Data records
________________
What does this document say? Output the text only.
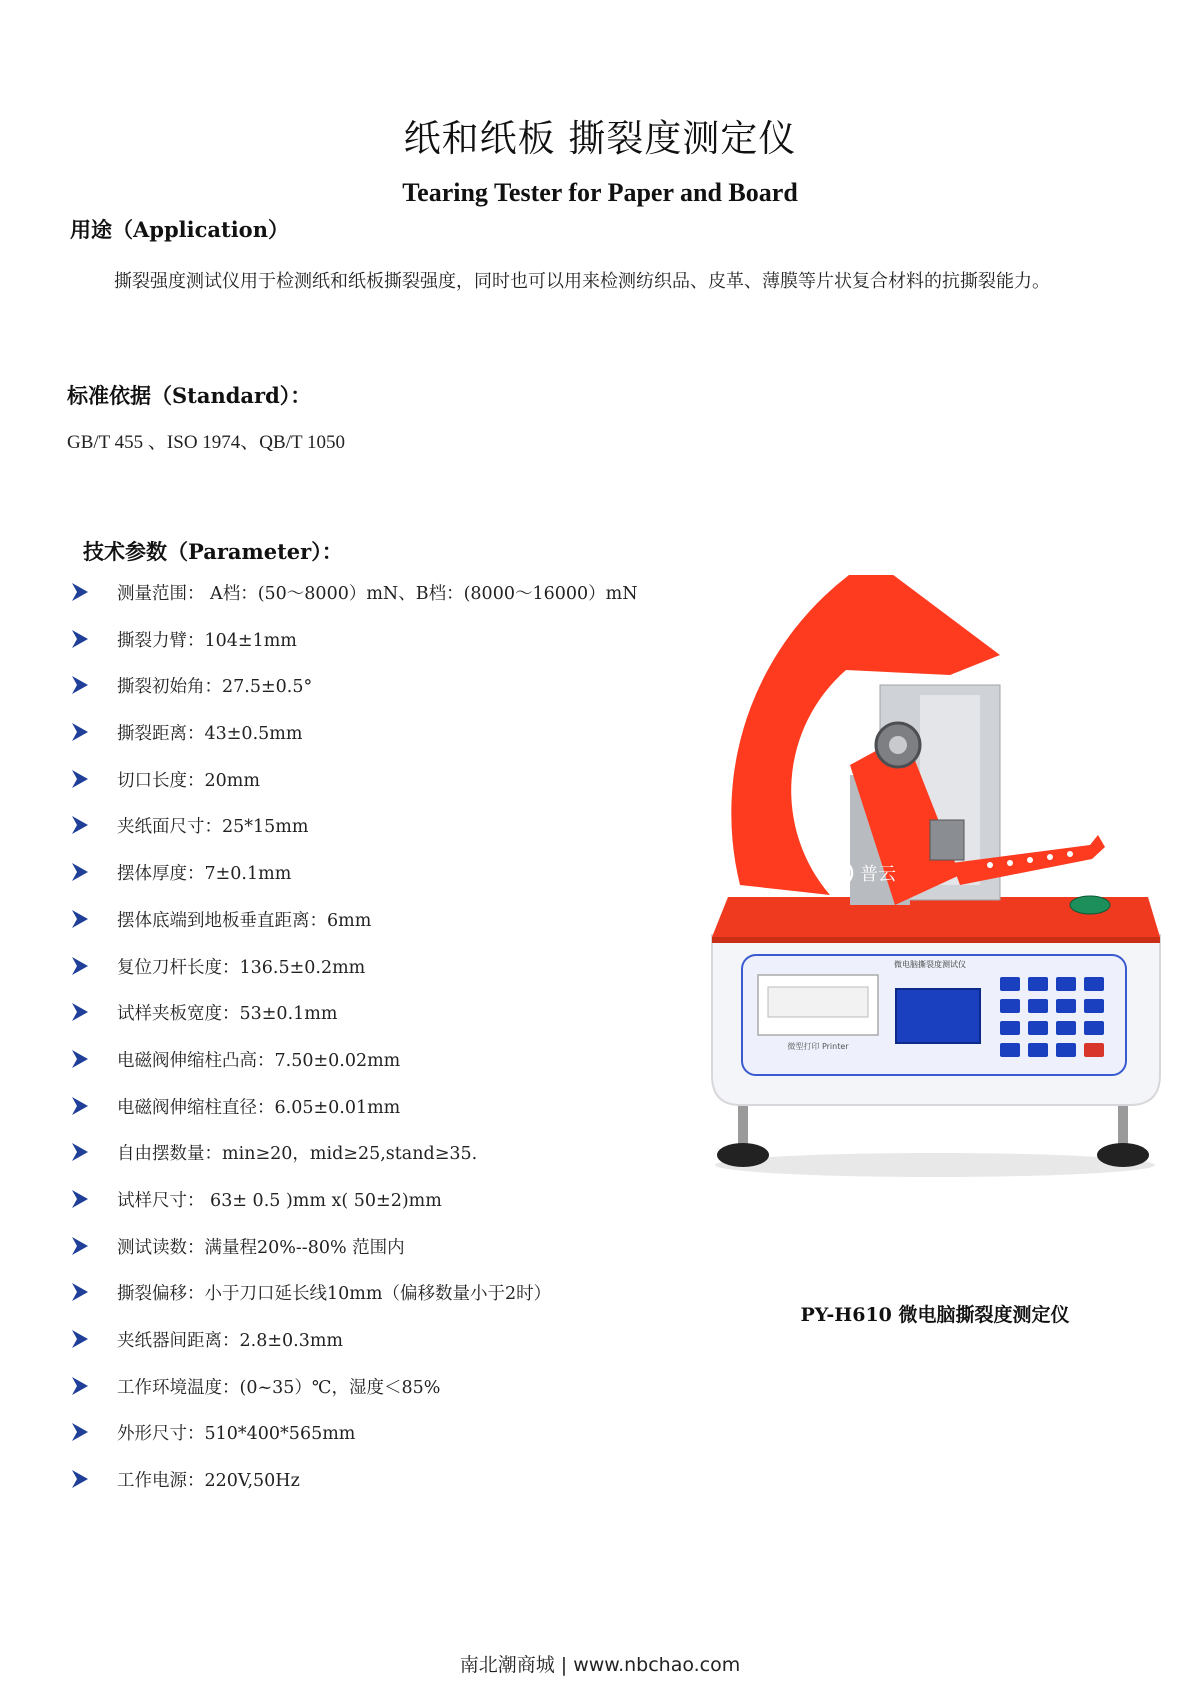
纸和纸板 撕裂度测定仪
Tearing Tester for Paper and Board
用途（Application）
撕裂强度测试仪用于检测纸和纸板撕裂强度，同时也可以用来检测纺织品、皮革、薄膜等片状复合材料的抗撕裂能力。
标准依据（Standard）：
GB/T 455 、ISO 1974、QB/T 1050
技术参数（Parameter）：
测量范围： A档：(50～8000）mN、B档：(8000～16000）mN
撕裂力臂：104±1mm
撕裂初始角：27.5±0.5°
撕裂距离：43±0.5mm
切口长度：20mm
夹纸面尺寸：25*15mm
摆体厚度：7±0.1mm
摆体底端到地板垂直距离：6mm
复位刀杆长度：136.5±0.2mm
试样夹板宽度：53±0.1mm
电磁阀伸缩柱凸高：7.50±0.02mm
电磁阀伸缩柱直径：6.05±0.01mm
自由摆数量：min≥20，mid≥25,stand≥35.
试样尺寸： 63± 0.5 )mm x( 50±2)mm
测试读数：满量程20%--80% 范围内
撕裂偏移：小于刀口延长线10mm（偏移数量小于2时）
夹纸器间距离：2.8±0.3mm
工作环境温度：(0~35）℃，湿度＜85%
外形尺寸：510*400*565mm
工作电源：220V,50Hz
微电脑撕裂度测试仪
微型打印 Printer
普云
PY-H610 微电脑撕裂度测定仪
南北潮商城 | www.nbchao.com
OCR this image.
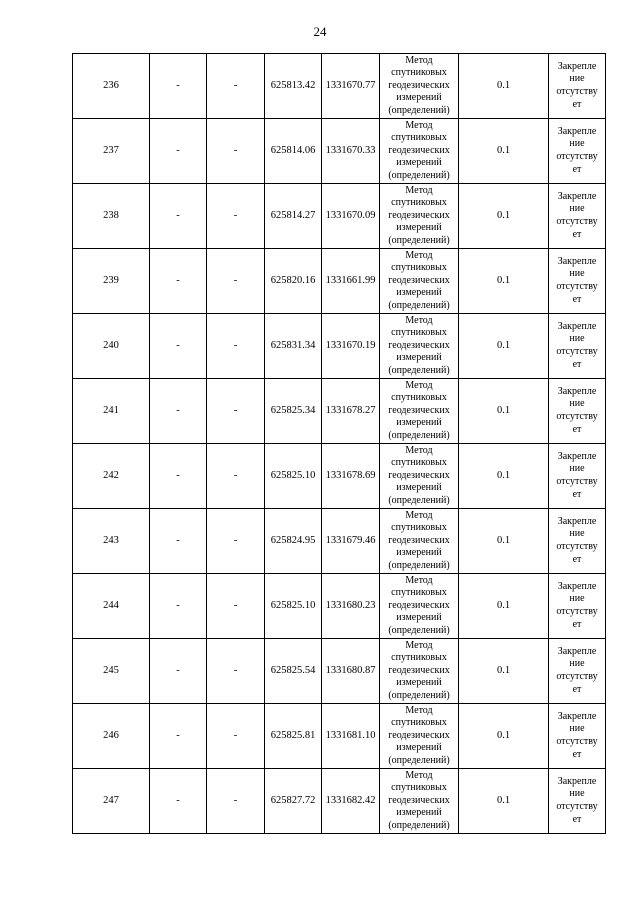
24
236	-	-	625813.42	1331670.77	Метод
спутниковых
геодезических
измерений
(определений)	0.1	Закрепле
ние
отсутству
ет

237	-	-	625814.06	1331670.33	Метод
спутниковых
геодезических
измерений
(определений)	0.1	Закрепле
ние
отсутству
ет

238	-	-	625814.27	1331670.09	Метод
спутниковых
геодезических
измерений
(определений)	0.1	Закрепле
ние
отсутству
ет

239	-	-	625820.16	1331661.99	Метод
спутниковых
геодезических
измерений
(определений)	0.1	Закрепле
ние
отсутству
ет

240	-	-	625831.34	1331670.19	Метод
спутниковых
геодезических
измерений
(определений)	0.1	Закрепле
ние
отсутству
ет

241	-	-	625825.34	1331678.27	Метод
спутниковых
геодезических
измерений
(определений)	0.1	Закрепле
ние
отсутству
ет

242	-	-	625825.10	1331678.69	Метод
спутниковых
геодезических
измерений
(определений)	0.1	Закрепле
ние
отсутству
ет

243	-	-	625824.95	1331679.46	Метод
спутниковых
геодезических
измерений
(определений)	0.1	Закрепле
ние
отсутству
ет

244	-	-	625825.10	1331680.23	Метод
спутниковых
геодезических
измерений
(определений)	0.1	Закрепле
ние
отсутству
ет

245	-	-	625825.54	1331680.87	Метод
спутниковых
геодезических
измерений
(определений)	0.1	Закрепле
ние
отсутству
ет

246	-	-	625825.81	1331681.10	Метод
спутниковых
геодезических
измерений
(определений)	0.1	Закрепле
ние
отсутству
ет

247	-	-	625827.72	1331682.42	Метод
спутниковых
геодезических
измерений
(определений)	0.1	Закрепле
ние
отсутству
ет
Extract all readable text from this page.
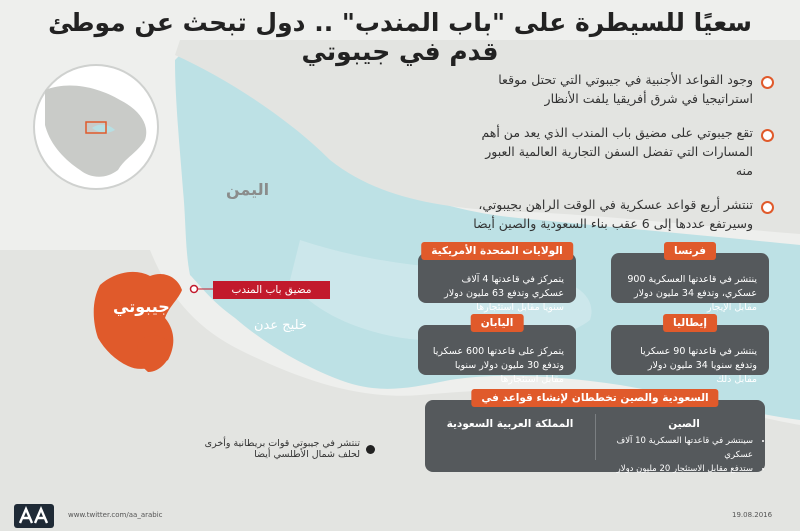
سعيًا للسيطرة على "باب المندب" .. دول تبحث عن موطئ قدم في جيبوتي
اليمن
جيبوتي
خليج عدن
مضيق باب المندب
وجود القواعد الأجنبية في جيبوتي التي تحتل موقعا استراتيجيا في شرق أفريقيا يلفت الأنظار
تقع جيبوتي على مضيق باب المندب الذي يعد من أهم المسارات التي تفضل السفن التجارية العالمية العبور منه
تنتشر أربع قواعد عسكرية في الوقت الراهن بجيبوتي، وسيرتفع عددها إلى 6 عقب بناء السعودية والصين أيضا
الولايات المتحدة الأمريكية
يتمركز في قاعدتها 4 آلاف عسكري وتدفع 63 مليون دولار سنويا مقابل استئجارها
فرنسا
ينتشر في قاعدتها العسكرية 900 عسكري، وتدفع 34 مليون دولار مقابل الإيجار
اليابان
يتمركز على قاعدتها 600 عسكريا وتدفع 30 مليون دولار سنويا مقابل استئجارها
إيطاليا
ينتشر في قاعدتها 90 عسكريا وتدفع سنويا 34 مليون دولار مقابل ذلك
السعودية والصين تخططان لإنشاء قواعد في
الصين
• سينتشر في قاعدتها العسكرية 10 آلاف عسكري
• ستدفع مقابل الاستئجار 20 مليون دولار
المملكة العربية السعودية
تنتشر في جيبوتي قوات بريطانية وأخرى لحلف شمال الأطلسي أيضا
www.twitter.com/aa_arabic	19.08.2016
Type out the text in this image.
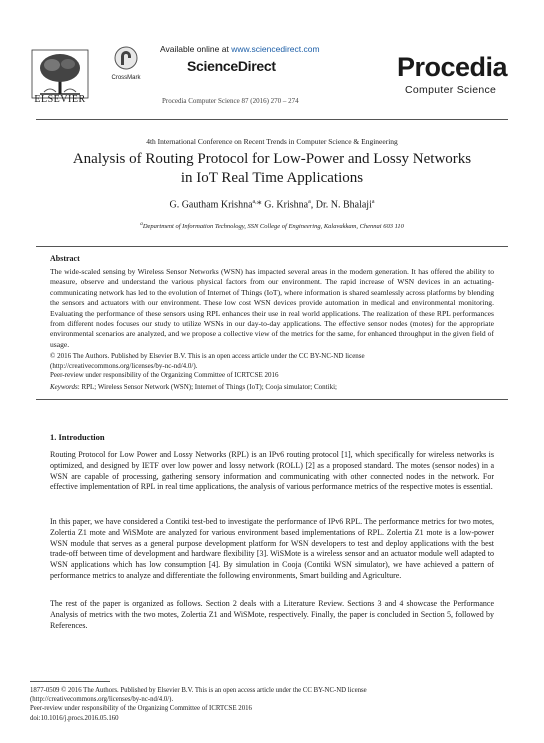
ELSEVIER
CrossMark
Available online at www.sciencedirect.com
ScienceDirect
Procedia Computer Science 87 (2016) 270 – 274
Procedia
Computer Science
4th International Conference on Recent Trends in Computer Science & Engineering
Analysis of Routing Protocol for Low-Power and Lossy Networks
in IoT Real Time Applications
G. Gautham Krishna$^{a,}$* G. Krishna$^a$, Dr. N. Bhalaji$^a$
$^a$Department of Information Technology, SSN College of Engineering, Kalavakkam, Chennai 603 110
Abstract
The wide-scaled sensing by Wireless Sensor Networks (WSN) has impacted several areas in the modern generation. It has offered the ability to measure, observe and understand the various physical factors from our environment. The rapid increase of WSN devices in an actuating-communicating network has led to the evolution of Internet of Things (IoT), where information is shared seamlessly across platforms by blending the sensors and actuators with our environment. These low cost WSN devices provide automation in medical and environmental monitoring. Evaluating the performance of these sensors using RPL enhances their use in real world applications. The realization of these RPL performances from different nodes focuses our study to utilize WSNs in our day-to-day applications. The effective sensor nodes (motes) for the appropriate environmental scenarios are analyzed, and we propose a collective view of the metrics for the same, for enhanced throughput in the given field of usage.
© 2016 The Authors. Published by Elsevier B.V. This is an open access article under the CC BY-NC-ND license
(http://creativecommons.org/licenses/by-nc-nd/4.0/).
Peer-review under responsibility of the Organizing Committee of ICRTCSE 2016
Keywords: RPL; Wireless Sensor Network (WSN); Internet of Things (IoT); Cooja simulator; Contiki;
1. Introduction
Routing Protocol for Low Power and Lossy Networks (RPL) is an IPv6 routing protocol [1], which specifically for wireless networks is optimized, and designed by IETF over low power and lossy network (ROLL) [2] as a proposed standard. The motes (sensor nodes) in a WSN are capable of processing, gathering sensory information and communicating with other connected nodes in the network. For effective implementation of RPL in real time applications, the analysis of various performance metrics of the respective motes is essential.
In this paper, we have considered a Contiki test-bed to investigate the performance of IPv6 RPL. The performance metrics for two motes, Zolertia Z1 mote and WiSMote are analyzed for various environment based implementations of RPL. Zolertia Z1 mote is a low-power WSN module that serves as a general purpose development platform for WSN developers to test and deploy applications with the best trade-off between time of development and hardware flexibility [3]. WiSMote is a wireless sensor and an actuator module well adapted to WSN applications which has low consumption [4]. By simulation in Cooja (Contiki WSN simulator), we have achieved a pattern of performance metrics to analyze and differentiate the following environments, Smart building and Agriculture.
The rest of the paper is organized as follows. Section 2 deals with a Literature Review. Sections 3 and 4 showcase the Performance Analysis of metrics with the two motes, Zolertia Z1 and WiSMote, respectively. Finally, the paper is concluded in Section 5, followed by References.
1877-0509 © 2016 The Authors. Published by Elsevier B.V. This is an open access article under the CC BY-NC-ND license
(http://creativecommons.org/licenses/by-nc-nd/4.0/).
Peer-review under responsibility of the Organizing Committee of ICRTCSE 2016
doi:10.1016/j.procs.2016.05.160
________________
■ Objective ■
Copy out the whole listing exactly, and don't carry over any pictures.

■ Result ■
What does this document say? Output the text only.
纸和纸板 撕裂度测定仪
Tearing Tester for Paper and Board
用途（Application）
撕裂强度测试仪用于检测纸和纸板撕裂强度，同时也可以用来检测纺织品、皮革、薄膜等片状复合材料的抗撕裂能力。
标准依据（Standard）：
GB/T 455 、ISO 1974、QB/T 1050
技术参数（Parameter）：
测量范围： A档：(50～8000）mN、B档：(8000～16000）mN
撕裂力臂：104±1mm
撕裂初始角：27.5±0.5°
撕裂距离：43±0.5mm
切口长度：20mm
夹纸面尺寸：25*15mm
摆体厚度：7±0.1mm
摆体底端到地板垂直距离：6mm
复位刀杆长度：136.5±0.2mm
试样夹板宽度：53±0.1mm
电磁阀伸缩柱凸高：7.50±0.02mm
电磁阀伸缩柱直径：6.05±0.01mm
自由摆数量：min≥20，mid≥25,stand≥35.
试样尺寸： 63± 0.5 )mm x( 50±2)mm
测试读数：满量程20%--80% 范围内
撕裂偏移：小于刀口延长线10mm（偏移数量小于2时）
夹纸器间距离：2.8±0.3mm
工作环境温度：(0~35）℃，湿度＜85%
外形尺寸：510*400*565mm
工作电源：220V,50Hz
微电脑撕裂度测试仪
微型打印 Printer
普云
PY-H610 微电脑撕裂度测定仪
南北潮商城 | www.nbchao.com
OCR this image.
24
236	-	-	625813.42	1331670.77	Метод
спутниковых
геодезических
измерений
(определений)	0.1	Закрепле
ние
отсутству
ет

237	-	-	625814.06	1331670.33	Метод
спутниковых
геодезических
измерений
(определений)	0.1	Закрепле
ние
отсутству
ет

238	-	-	625814.27	1331670.09	Метод
спутниковых
геодезических
измерений
(определений)	0.1	Закрепле
ние
отсутству
ет

239	-	-	625820.16	1331661.99	Метод
спутниковых
геодезических
измерений
(определений)	0.1	Закрепле
ние
отсутству
ет

240	-	-	625831.34	1331670.19	Метод
спутниковых
геодезических
измерений
(определений)	0.1	Закрепле
ние
отсутству
ет

241	-	-	625825.34	1331678.27	Метод
спутниковых
геодезических
измерений
(определений)	0.1	Закрепле
ние
отсутству
ет

242	-	-	625825.10	1331678.69	Метод
спутниковых
геодезических
измерений
(определений)	0.1	Закрепле
ние
отсутству
ет

243	-	-	625824.95	1331679.46	Метод
спутниковых
геодезических
измерений
(определений)	0.1	Закрепле
ние
отсутству
ет

244	-	-	625825.10	1331680.23	Метод
спутниковых
геодезических
измерений
(определений)	0.1	Закрепле
ние
отсутству
ет

245	-	-	625825.54	1331680.87	Метод
спутниковых
геодезических
измерений
(определений)	0.1	Закрепле
ние
отсутству
ет

246	-	-	625825.81	1331681.10	Метод
спутниковых
геодезических
измерений
(определений)	0.1	Закрепле
ние
отсутству
ет

247	-	-	625827.72	1331682.42	Метод
спутниковых
геодезических
измерений
(определений)	0.1	Закрепле
ние
отсутству
ет
Extract all readable text from this page.
سعيًا للسيطرة على "باب المندب" .. دول تبحث عن موطئ قدم في جيبوتي
اليمن
جيبوتي
خليج عدن
مضيق باب المندب
وجود القواعد الأجنبية في جيبوتي التي تحتل موقعا استراتيجيا في شرق أفريقيا يلفت الأنظار
تقع جيبوتي على مضيق باب المندب الذي يعد من أهم المسارات التي تفضل السفن التجارية العالمية العبور منه
تنتشر أربع قواعد عسكرية في الوقت الراهن بجيبوتي، وسيرتفع عددها إلى 6 عقب بناء السعودية والصين أيضا
الولايات المتحدة الأمريكية
يتمركز في قاعدتها 4 آلاف عسكري وتدفع 63 مليون دولار سنويا مقابل استئجارها
فرنسا
ينتشر في قاعدتها العسكرية 900 عسكري، وتدفع 34 مليون دولار مقابل الإيجار
اليابان
يتمركز على قاعدتها 600 عسكريا وتدفع 30 مليون دولار سنويا مقابل استئجارها
إيطاليا
ينتشر في قاعدتها 90 عسكريا وتدفع سنويا 34 مليون دولار مقابل ذلك
السعودية والصين تخططان لإنشاء قواعد في
الصين
• سينتشر في قاعدتها العسكرية 10 آلاف عسكري
• ستدفع مقابل الاستئجار 20 مليون دولار
المملكة العربية السعودية
تنتشر في جيبوتي قوات بريطانية وأخرى لحلف شمال الأطلسي أيضا
www.twitter.com/aa_arabic	19.08.2016
Type out the text in this image.
ELSEVIER
CrossMark
Available online at www.sciencedirect.com
ScienceDirect
Procedia Computer Science 87 (2016) 270 – 274
Procedia
Computer Science
4th International Conference on Recent Trends in Computer Science & Engineering
Analysis of Routing Protocol for Low-Power and Lossy Networks
in IoT Real Time Applications
G. Gautham Krishna$^{a,}$* G. Krishna$^a$, Dr. N. Bhalaji$^a$
$^a$Department of Information Technology, SSN College of Engineering, Kalavakkam, Chennai 603 110
Abstract
The wide-scaled sensing by Wireless Sensor Networks (WSN) has impacted several areas in the modern generation. It has offered the ability to measure, observe and understand the various physical factors from our environment. The rapid increase of WSN devices in an actuating-communicating network has led to the evolution of Internet of Things (IoT), where information is shared seamlessly across platforms by blending the sensors and actuators with our environment. These low cost WSN devices provide automation in medical and environmental monitoring. Evaluating the performance of these sensors using RPL enhances their use in real world applications. The realization of these RPL performances from different nodes focuses our study to utilize WSNs in our day-to-day applications. The effective sensor nodes (motes) for the appropriate environmental scenarios are analyzed, and we propose a collective view of the metrics for the same, for enhanced throughput in the given field of usage.
© 2016 The Authors. Published by Elsevier B.V. This is an open access article under the CC BY-NC-ND license
(http://creativecommons.org/licenses/by-nc-nd/4.0/).
Peer-review under responsibility of the Organizing Committee of ICRTCSE 2016
Keywords: RPL; Wireless Sensor Network (WSN); Internet of Things (IoT); Cooja simulator; Contiki;
1. Introduction
Routing Protocol for Low Power and Lossy Networks (RPL) is an IPv6 routing protocol [1], which specifically for wireless networks is optimized, and designed by IETF over low power and lossy network (ROLL) [2] as a proposed standard. The motes (sensor nodes) in a WSN are capable of processing, gathering sensory information and communicating with other connected nodes in the network. For effective implementation of RPL in real time applications, the analysis of various performance metrics of the respective motes is essential.
In this paper, we have considered a Contiki test-bed to investigate the performance of IPv6 RPL. The performance metrics for two motes, Zolertia Z1 mote and WiSMote are analyzed for various environment based implementations of RPL. Zolertia Z1 mote is a low-power WSN module that serves as a general purpose development platform for WSN developers to test and deploy applications with the best trade-off between time of development and hardware flexibility [3]. WiSMote is a wireless sensor and an actuator module well adapted to WSN applications which has low consumption [4]. By simulation in Cooja (Contiki WSN simulator), we have achieved a pattern of performance metrics to analyze and differentiate the following environments, Smart building and Agriculture.
The rest of the paper is organized as follows. Section 2 deals with a Literature Review. Sections 3 and 4 showcase the Performance Analysis of metrics with the two motes, Zolertia Z1 and WiSMote, respectively. Finally, the paper is concluded in Section 5, followed by References.
1877-0509 © 2016 The Authors. Published by Elsevier B.V. This is an open access article under the CC BY-NC-ND license
(http://creativecommons.org/licenses/by-nc-nd/4.0/).
Peer-review under responsibility of the Organizing Committee of ICRTCSE 2016
doi:10.1016/j.procs.2016.05.160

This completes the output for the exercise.